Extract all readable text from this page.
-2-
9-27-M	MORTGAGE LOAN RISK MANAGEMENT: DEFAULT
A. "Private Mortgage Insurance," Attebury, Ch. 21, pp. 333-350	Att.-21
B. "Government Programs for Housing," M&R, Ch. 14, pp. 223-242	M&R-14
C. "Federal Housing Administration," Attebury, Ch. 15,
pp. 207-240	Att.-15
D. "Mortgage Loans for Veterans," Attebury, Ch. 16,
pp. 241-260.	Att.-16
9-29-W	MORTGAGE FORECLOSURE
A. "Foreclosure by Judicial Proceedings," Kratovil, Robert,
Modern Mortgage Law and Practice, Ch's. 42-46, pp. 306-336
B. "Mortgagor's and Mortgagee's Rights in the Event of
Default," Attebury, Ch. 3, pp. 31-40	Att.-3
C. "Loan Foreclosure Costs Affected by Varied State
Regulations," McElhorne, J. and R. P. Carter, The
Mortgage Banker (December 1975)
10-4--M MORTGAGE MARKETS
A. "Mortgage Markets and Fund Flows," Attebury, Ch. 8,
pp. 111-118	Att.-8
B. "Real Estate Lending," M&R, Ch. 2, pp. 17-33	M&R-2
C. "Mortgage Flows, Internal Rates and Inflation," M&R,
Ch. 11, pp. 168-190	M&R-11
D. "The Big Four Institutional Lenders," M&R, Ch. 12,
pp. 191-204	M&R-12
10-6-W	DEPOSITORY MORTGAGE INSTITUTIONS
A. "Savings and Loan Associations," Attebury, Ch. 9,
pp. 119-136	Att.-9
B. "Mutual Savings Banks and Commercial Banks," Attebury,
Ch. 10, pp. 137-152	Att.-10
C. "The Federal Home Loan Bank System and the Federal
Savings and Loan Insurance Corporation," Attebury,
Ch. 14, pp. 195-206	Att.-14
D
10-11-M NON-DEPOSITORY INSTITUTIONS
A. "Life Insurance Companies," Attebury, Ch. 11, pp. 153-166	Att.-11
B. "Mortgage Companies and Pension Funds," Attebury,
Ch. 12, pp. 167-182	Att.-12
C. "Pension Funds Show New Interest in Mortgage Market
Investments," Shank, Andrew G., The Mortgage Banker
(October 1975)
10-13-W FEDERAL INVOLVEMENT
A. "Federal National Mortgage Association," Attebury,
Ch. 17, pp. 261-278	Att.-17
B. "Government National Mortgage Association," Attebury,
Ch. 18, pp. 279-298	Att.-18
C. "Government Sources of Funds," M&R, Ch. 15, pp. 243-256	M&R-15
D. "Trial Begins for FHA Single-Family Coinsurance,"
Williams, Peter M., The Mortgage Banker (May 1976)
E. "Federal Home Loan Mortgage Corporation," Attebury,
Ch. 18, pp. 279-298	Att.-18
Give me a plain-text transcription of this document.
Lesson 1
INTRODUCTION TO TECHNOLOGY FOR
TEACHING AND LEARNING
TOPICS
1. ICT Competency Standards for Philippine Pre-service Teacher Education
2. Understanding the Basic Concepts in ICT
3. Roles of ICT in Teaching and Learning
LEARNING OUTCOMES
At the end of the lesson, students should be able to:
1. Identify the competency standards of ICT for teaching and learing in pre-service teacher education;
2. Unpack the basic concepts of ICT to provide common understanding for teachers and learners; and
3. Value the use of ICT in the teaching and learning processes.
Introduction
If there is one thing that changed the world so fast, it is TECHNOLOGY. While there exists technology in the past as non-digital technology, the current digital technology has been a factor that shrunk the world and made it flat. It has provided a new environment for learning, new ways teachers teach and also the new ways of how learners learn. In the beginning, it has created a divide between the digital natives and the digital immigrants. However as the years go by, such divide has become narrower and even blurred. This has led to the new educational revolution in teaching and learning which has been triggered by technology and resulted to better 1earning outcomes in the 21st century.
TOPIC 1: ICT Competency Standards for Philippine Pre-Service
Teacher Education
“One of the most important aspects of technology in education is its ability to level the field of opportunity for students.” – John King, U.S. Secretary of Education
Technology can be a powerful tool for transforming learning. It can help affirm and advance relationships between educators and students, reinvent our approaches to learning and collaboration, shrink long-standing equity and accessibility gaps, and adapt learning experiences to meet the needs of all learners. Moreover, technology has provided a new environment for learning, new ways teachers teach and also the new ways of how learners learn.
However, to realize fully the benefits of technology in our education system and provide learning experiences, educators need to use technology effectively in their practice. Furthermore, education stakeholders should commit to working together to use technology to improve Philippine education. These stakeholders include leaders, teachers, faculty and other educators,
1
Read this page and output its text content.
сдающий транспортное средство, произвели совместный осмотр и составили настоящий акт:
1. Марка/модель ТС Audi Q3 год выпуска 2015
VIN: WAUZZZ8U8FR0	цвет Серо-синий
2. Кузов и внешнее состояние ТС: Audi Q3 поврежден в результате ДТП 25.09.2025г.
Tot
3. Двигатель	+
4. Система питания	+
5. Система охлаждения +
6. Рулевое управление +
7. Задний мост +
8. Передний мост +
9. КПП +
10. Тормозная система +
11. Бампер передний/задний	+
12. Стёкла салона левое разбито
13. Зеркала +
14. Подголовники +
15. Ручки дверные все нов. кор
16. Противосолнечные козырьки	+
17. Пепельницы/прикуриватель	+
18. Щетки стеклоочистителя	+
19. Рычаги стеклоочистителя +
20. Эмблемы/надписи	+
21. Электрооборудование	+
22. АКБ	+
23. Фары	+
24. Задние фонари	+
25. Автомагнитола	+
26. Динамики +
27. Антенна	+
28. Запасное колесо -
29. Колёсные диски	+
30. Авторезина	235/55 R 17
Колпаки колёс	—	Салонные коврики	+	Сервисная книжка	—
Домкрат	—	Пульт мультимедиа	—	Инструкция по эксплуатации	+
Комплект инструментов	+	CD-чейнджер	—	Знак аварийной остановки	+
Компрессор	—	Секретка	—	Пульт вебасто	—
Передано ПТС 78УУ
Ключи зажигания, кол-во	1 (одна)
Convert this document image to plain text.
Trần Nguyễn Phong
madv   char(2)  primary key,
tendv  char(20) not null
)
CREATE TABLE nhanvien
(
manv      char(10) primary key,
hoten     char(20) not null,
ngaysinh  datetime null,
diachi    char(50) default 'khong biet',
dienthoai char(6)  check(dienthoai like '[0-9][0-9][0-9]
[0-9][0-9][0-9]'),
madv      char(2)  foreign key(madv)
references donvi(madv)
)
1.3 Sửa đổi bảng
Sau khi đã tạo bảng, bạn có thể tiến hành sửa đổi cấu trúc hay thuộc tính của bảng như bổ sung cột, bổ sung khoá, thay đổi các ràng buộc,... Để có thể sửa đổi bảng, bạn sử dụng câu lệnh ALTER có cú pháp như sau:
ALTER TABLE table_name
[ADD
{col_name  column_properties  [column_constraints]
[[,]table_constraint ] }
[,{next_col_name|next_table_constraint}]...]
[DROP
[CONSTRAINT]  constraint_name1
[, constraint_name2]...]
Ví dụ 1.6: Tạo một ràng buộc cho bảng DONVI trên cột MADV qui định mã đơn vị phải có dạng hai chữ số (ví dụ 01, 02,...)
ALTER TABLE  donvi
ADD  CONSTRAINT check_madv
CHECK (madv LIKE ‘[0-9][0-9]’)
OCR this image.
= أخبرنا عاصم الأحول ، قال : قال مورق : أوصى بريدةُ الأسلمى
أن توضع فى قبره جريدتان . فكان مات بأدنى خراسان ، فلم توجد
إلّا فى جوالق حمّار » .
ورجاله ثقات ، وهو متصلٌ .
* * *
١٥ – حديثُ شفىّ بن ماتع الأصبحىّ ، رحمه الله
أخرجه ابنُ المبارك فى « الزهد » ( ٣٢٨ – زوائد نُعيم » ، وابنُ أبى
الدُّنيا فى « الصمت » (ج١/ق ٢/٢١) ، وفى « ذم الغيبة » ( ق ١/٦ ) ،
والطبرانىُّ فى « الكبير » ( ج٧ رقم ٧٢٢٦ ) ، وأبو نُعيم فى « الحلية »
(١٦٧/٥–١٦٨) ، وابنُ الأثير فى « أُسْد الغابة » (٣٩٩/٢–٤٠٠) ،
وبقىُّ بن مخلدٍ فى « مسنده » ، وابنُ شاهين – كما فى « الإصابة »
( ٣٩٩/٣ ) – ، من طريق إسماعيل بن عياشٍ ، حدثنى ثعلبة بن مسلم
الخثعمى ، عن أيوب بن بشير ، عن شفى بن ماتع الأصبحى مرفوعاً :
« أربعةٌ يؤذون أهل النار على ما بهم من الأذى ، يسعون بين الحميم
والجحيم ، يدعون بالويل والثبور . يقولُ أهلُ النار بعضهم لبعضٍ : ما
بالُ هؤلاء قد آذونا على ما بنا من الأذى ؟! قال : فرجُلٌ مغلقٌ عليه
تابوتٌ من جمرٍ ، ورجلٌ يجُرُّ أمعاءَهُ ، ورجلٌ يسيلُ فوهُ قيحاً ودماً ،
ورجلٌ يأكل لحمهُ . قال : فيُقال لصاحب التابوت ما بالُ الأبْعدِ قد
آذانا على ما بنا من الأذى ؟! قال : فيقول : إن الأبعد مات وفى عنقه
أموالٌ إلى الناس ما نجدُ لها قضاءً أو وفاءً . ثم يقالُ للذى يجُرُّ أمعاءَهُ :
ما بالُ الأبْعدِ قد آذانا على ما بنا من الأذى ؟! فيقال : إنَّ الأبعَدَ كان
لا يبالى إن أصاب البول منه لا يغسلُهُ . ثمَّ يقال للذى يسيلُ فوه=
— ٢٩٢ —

--- Your instructions ---
What is the number of lines in the data holding the word "plain"? Reply with that number only.

--- Solution ---
2